---- MATERIALS PROVIDED

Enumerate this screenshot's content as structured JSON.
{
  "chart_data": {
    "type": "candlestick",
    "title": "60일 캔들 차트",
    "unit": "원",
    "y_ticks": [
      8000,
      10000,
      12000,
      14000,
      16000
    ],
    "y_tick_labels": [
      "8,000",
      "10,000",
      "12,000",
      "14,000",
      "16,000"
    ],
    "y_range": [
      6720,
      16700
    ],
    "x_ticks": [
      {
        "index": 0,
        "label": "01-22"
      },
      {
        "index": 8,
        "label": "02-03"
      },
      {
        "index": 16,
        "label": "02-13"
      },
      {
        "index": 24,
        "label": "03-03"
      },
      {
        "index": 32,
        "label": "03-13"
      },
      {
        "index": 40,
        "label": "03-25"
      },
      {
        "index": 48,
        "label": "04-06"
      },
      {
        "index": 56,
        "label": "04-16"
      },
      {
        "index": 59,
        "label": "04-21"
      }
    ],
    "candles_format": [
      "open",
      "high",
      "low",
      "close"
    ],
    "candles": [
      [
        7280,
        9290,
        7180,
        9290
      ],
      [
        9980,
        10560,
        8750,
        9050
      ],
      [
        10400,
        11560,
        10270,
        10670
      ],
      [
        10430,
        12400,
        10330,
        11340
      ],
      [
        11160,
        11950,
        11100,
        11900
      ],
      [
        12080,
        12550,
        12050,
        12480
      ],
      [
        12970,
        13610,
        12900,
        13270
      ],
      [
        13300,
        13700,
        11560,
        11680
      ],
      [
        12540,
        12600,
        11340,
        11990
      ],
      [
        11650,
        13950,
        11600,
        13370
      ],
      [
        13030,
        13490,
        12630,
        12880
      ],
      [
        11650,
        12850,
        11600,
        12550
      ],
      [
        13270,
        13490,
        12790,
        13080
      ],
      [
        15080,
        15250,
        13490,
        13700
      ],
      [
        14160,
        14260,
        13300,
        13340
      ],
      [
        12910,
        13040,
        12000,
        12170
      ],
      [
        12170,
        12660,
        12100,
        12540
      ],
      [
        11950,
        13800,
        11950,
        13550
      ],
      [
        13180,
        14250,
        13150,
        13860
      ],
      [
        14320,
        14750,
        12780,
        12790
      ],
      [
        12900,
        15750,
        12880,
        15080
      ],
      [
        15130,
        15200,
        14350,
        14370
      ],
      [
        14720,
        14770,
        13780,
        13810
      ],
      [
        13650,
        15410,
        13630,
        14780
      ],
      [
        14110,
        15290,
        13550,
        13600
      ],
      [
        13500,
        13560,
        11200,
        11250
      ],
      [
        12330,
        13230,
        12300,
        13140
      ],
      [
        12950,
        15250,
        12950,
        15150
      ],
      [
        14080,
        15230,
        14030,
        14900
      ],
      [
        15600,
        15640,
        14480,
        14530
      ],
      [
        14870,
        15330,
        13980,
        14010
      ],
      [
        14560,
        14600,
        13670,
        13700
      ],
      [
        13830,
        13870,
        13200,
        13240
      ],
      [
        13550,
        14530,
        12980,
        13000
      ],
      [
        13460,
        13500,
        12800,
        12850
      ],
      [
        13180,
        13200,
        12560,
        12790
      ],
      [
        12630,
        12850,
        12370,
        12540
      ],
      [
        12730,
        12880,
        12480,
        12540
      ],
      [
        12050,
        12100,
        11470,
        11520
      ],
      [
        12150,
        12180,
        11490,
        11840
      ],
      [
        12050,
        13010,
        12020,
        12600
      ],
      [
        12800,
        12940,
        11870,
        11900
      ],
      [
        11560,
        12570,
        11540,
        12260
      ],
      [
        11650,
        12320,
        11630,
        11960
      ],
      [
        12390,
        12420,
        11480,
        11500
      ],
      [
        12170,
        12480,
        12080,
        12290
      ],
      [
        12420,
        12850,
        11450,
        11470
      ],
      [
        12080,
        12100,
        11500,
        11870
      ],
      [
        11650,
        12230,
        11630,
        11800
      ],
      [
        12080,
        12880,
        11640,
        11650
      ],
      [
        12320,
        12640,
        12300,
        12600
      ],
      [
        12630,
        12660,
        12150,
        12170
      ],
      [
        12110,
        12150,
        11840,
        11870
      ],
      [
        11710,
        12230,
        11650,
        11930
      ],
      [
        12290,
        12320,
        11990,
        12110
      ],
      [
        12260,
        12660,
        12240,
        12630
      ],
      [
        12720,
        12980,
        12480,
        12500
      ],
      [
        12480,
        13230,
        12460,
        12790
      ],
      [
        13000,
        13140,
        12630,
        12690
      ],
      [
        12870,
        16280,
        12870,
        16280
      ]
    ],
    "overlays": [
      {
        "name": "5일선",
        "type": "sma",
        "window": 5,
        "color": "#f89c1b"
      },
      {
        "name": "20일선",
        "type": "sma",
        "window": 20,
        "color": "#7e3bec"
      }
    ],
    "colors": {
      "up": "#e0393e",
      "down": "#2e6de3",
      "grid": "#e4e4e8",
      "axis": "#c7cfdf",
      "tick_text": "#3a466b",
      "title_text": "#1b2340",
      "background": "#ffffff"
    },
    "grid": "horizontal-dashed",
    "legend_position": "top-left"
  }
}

--------

*WHAT THE TASK ASKS*. Extract each line of the listing above, copying it word for word.

*OUTPUT OF THE EXERCISE*.
Enumerate this screenshot's content as structured JSON.
{
  "chart_data": {
    "type": "candlestick",
    "title": "60일 캔들 차트",
    "unit": "원",
    "y_ticks": [
      8000,
      10000,
      12000,
      14000,
      16000
    ],
    "y_tick_labels": [
      "8,000",
      "10,000",
      "12,000",
      "14,000",
      "16,000"
    ],
    "y_range": [
      6720,
      16700
    ],
    "x_ticks": [
      {
        "index": 0,
        "label": "01-22"
      },
      {
        "index": 8,
        "label": "02-03"
      },
      {
        "index": 16,
        "label": "02-13"
      },
      {
        "index": 24,
        "label": "03-03"
      },
      {
        "index": 32,
        "label": "03-13"
      },
      {
        "index": 40,
        "label": "03-25"
      },
      {
        "index": 48,
        "label": "04-06"
      },
      {
        "index": 56,
        "label": "04-16"
      },
      {
        "index": 59,
        "label": "04-21"
      }
    ],
    "candles_format": [
      "open",
      "high",
      "low",
      "close"
    ],
    "candles": [
      [
        7280,
        9290,
        7180,
        9290
      ],
      [
        9980,
        10560,
        8750,
        9050
      ],
      [
        10400,
        11560,
        10270,
        10670
      ],
      [
        10430,
        12400,
        10330,
        11340
      ],
      [
        11160,
        11950,
        11100,
        11900
      ],
      [
        12080,
        12550,
        12050,
        12480
      ],
      [
        12970,
        13610,
        12900,
        13270
      ],
      [
        13300,
        13700,
        11560,
        11680
      ],
      [
        12540,
        12600,
        11340,
        11990
      ],
      [
        11650,
        13950,
        11600,
        13370
      ],
      [
        13030,
        13490,
        12630,
        12880
      ],
      [
        11650,
        12850,
        11600,
        12550
      ],
      [
        13270,
        13490,
        12790,
        13080
      ],
      [
        15080,
        15250,
        13490,
        13700
      ],
      [
        14160,
        14260,
        13300,
        13340
      ],
      [
        12910,
        13040,
        12000,
        12170
      ],
      [
        12170,
        12660,
        12100,
        12540
      ],
      [
        11950,
        13800,
        11950,
        13550
      ],
      [
        13180,
        14250,
        13150,
        13860
      ],
      [
        14320,
        14750,
        12780,
        12790
      ],
      [
        12900,
        15750,
        12880,
        15080
      ],
      [
        15130,
        15200,
        14350,
        14370
      ],
      [
        14720,
        14770,
        13780,
        13810
      ],
      [
        13650,
        15410,
        13630,
        14780
      ],
      [
        14110,
        15290,
        13550,
        13600
      ],
      [
        13500,
        13560,
        11200,
        11250
      ],
      [
        12330,
        13230,
        12300,
        13140
      ],
      [
        12950,
        15250,
        12950,
        15150
      ],
      [
        14080,
        15230,
        14030,
        14900
      ],
      [
        15600,
        15640,
        14480,
        14530
      ],
      [
        14870,
        15330,
        13980,
        14010
      ],
      [
        14560,
        14600,
        13670,
        13700
      ],
      [
        13830,
        13870,
        13200,
        13240
      ],
      [
        13550,
        14530,
        12980,
        13000
      ],
      [
        13460,
        13500,
        12800,
        12850
      ],
      [
        13180,
        13200,
        12560,
        12790
      ],
      [
        12630,
        12850,
        12370,
        12540
      ],
      [
        12730,
        12880,
        12480,
        12540
      ],
      [
        12050,
        12100,
        11470,
        11520
      ],
      [
        12150,
        12180,
        11490,
        11840
      ],
      [
        12050,
        13010,
        12020,
        12600
      ],
      [
        12800,
        12940,
        11870,
        11900
      ],
      [
        11560,
        12570,
        11540,
        12260
      ],
      [
        11650,
        12320,
        11630,
        11960
      ],
      [
        12390,
        12420,
        11480,
        11500
      ],
      [
        12170,
        12480,
        12080,
        12290
      ],
      [
        12420,
        12850,
        11450,
        11470
      ],
      [
        12080,
        12100,
        11500,
        11870
      ],
      [
        11650,
        12230,
        11630,
        11800
      ],
      [
        12080,
        12880,
        11640,
        11650
      ],
      [
        12320,
        12640,
        12300,
        12600
      ],
      [
        12630,
        12660,
        12150,
        12170
      ],
      [
        12110,
        12150,
        11840,
        11870
      ],
      [
        11710,
        12230,
        11650,
        11930
      ],
      [
        12290,
        12320,
        11990,
        12110
      ],
      [
        12260,
        12660,
        12240,
        12630
      ],
      [
        12720,
        12980,
        12480,
        12500
      ],
      [
        12480,
        13230,
        12460,
        12790
      ],
      [
        13000,
        13140,
        12630,
        12690
      ],
      [
        12870,
        16280,
        12870,
        16280
      ]
    ],
    "overlays": [
      {
        "name": "5일선",
        "type": "sma",
        "window": 5,
        "color": "#f89c1b"
      },
      {
        "name": "20일선",
        "type": "sma",
        "window": 20,
        "color": "#7e3bec"
      }
    ],
    "colors": {
      "up": "#e0393e",
      "down": "#2e6de3",
      "grid": "#e4e4e8",
      "axis": "#c7cfdf",
      "tick_text": "#3a466b",
      "title_text": "#1b2340",
      "background": "#ffffff"
    },
    "grid": "horizontal-dashed",
    "legend_position": "top-left"
  }
}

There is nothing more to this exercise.